▸ **Information shown**
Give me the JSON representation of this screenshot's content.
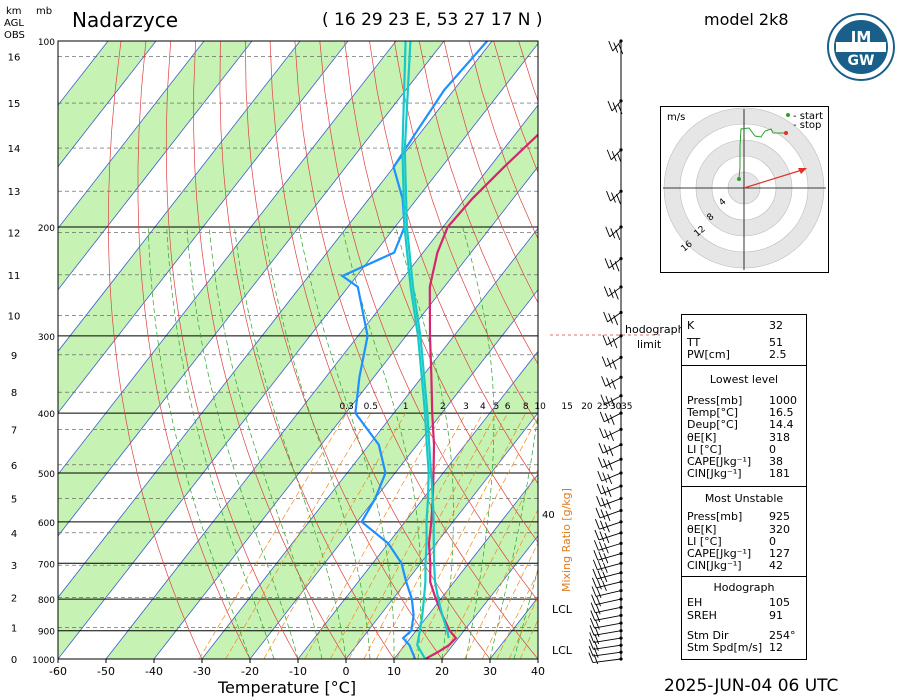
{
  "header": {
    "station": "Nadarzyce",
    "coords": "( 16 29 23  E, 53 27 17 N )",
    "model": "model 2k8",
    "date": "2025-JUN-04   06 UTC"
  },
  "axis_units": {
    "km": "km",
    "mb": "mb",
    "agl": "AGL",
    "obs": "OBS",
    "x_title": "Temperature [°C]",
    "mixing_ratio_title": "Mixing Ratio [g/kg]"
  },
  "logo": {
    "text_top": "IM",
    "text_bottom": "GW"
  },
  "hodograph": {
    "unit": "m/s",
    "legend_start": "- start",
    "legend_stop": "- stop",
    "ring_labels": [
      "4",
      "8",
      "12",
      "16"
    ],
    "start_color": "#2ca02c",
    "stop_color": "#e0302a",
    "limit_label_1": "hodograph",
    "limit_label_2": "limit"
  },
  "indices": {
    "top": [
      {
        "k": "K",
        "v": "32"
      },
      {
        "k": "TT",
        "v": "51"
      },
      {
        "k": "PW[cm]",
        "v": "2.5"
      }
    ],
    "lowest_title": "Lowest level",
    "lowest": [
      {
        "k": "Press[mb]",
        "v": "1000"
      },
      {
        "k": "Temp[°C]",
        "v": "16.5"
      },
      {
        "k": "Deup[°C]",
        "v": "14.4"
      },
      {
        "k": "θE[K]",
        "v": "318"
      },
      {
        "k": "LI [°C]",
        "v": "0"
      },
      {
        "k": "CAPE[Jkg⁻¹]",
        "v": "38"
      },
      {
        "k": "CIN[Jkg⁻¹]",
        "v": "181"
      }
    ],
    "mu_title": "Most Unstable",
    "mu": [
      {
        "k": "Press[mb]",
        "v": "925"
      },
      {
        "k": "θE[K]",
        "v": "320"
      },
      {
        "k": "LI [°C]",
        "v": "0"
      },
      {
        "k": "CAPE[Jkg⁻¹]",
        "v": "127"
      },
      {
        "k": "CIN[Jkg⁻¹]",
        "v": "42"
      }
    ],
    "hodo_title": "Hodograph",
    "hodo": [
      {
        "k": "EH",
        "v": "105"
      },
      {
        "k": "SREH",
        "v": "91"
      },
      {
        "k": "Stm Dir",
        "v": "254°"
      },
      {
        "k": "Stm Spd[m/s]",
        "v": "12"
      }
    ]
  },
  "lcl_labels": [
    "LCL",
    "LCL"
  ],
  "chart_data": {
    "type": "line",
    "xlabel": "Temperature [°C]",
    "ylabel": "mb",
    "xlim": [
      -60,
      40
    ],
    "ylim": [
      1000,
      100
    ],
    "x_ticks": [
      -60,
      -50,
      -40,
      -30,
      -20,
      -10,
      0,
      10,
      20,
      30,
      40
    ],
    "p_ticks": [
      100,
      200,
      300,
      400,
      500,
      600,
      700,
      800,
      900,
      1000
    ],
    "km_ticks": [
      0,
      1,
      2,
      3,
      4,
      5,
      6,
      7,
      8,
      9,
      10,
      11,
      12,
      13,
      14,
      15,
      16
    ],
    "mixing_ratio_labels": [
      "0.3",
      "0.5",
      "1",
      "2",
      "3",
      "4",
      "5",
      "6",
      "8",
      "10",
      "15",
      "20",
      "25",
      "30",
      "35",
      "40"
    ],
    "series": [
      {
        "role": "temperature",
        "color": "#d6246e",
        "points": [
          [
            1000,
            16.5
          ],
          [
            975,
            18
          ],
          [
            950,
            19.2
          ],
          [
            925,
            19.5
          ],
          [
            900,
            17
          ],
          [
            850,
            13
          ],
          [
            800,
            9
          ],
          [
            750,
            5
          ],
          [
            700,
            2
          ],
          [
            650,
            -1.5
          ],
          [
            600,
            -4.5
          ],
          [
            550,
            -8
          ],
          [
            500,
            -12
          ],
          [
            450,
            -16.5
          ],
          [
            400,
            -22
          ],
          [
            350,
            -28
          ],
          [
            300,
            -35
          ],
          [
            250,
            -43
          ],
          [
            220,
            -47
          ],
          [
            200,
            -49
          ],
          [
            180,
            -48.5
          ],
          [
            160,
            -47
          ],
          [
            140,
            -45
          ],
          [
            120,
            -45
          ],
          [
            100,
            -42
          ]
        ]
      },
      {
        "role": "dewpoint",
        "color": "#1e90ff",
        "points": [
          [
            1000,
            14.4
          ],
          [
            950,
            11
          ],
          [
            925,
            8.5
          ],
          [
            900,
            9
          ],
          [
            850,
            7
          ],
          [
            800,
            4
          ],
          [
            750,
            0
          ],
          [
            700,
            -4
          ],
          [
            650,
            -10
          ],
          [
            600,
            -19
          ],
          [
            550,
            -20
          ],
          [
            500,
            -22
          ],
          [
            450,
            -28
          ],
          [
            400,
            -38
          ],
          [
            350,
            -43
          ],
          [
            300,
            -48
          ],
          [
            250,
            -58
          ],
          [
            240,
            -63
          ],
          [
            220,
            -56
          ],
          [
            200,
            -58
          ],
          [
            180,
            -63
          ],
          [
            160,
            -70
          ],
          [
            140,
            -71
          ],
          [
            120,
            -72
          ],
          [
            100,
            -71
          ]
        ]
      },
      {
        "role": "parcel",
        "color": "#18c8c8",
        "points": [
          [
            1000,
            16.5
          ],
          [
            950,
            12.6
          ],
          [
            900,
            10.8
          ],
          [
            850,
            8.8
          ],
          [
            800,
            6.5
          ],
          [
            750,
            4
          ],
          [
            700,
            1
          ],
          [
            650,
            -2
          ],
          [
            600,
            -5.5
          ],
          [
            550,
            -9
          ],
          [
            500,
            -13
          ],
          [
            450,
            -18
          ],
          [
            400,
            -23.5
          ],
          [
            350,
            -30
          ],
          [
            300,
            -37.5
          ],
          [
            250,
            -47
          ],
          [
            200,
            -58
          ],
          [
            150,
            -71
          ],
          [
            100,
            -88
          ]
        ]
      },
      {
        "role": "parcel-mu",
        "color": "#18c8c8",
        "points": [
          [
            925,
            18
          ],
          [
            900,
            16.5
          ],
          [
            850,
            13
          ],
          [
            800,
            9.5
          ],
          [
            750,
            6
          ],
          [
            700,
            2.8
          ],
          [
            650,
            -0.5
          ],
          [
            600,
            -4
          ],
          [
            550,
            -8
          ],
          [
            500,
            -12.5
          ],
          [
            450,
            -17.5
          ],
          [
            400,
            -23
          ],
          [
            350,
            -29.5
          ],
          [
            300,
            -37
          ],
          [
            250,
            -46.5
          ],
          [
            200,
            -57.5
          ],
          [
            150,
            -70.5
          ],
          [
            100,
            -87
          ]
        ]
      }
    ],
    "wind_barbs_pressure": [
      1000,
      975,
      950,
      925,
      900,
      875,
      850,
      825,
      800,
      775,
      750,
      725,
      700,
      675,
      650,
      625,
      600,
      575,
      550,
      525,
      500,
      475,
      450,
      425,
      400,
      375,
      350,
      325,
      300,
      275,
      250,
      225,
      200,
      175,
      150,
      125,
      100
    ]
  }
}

--

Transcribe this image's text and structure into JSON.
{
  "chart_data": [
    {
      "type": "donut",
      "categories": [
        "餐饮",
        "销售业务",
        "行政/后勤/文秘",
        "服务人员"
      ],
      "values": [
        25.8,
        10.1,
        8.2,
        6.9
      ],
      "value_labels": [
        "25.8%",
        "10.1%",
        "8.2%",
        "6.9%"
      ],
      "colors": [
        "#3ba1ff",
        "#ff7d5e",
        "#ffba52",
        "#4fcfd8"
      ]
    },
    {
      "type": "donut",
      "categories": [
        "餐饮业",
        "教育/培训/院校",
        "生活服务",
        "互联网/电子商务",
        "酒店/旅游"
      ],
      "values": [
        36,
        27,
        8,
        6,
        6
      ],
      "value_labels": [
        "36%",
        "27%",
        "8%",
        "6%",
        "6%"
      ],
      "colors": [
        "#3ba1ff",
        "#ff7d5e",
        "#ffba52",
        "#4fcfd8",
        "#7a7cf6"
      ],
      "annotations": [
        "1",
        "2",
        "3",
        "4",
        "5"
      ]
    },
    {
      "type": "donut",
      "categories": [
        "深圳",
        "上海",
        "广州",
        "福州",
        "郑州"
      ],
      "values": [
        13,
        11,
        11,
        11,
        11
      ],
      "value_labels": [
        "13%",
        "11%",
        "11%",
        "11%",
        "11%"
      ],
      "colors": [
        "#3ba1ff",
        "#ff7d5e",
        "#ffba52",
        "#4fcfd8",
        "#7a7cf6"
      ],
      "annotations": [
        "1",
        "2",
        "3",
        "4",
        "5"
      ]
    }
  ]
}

▸ **What the task asks**
Identify every line where the string "JSON" appears.

▸ **Final result**
Give me the JSON representation of this screenshot's content.
Transcribe this image's text and structure into JSON.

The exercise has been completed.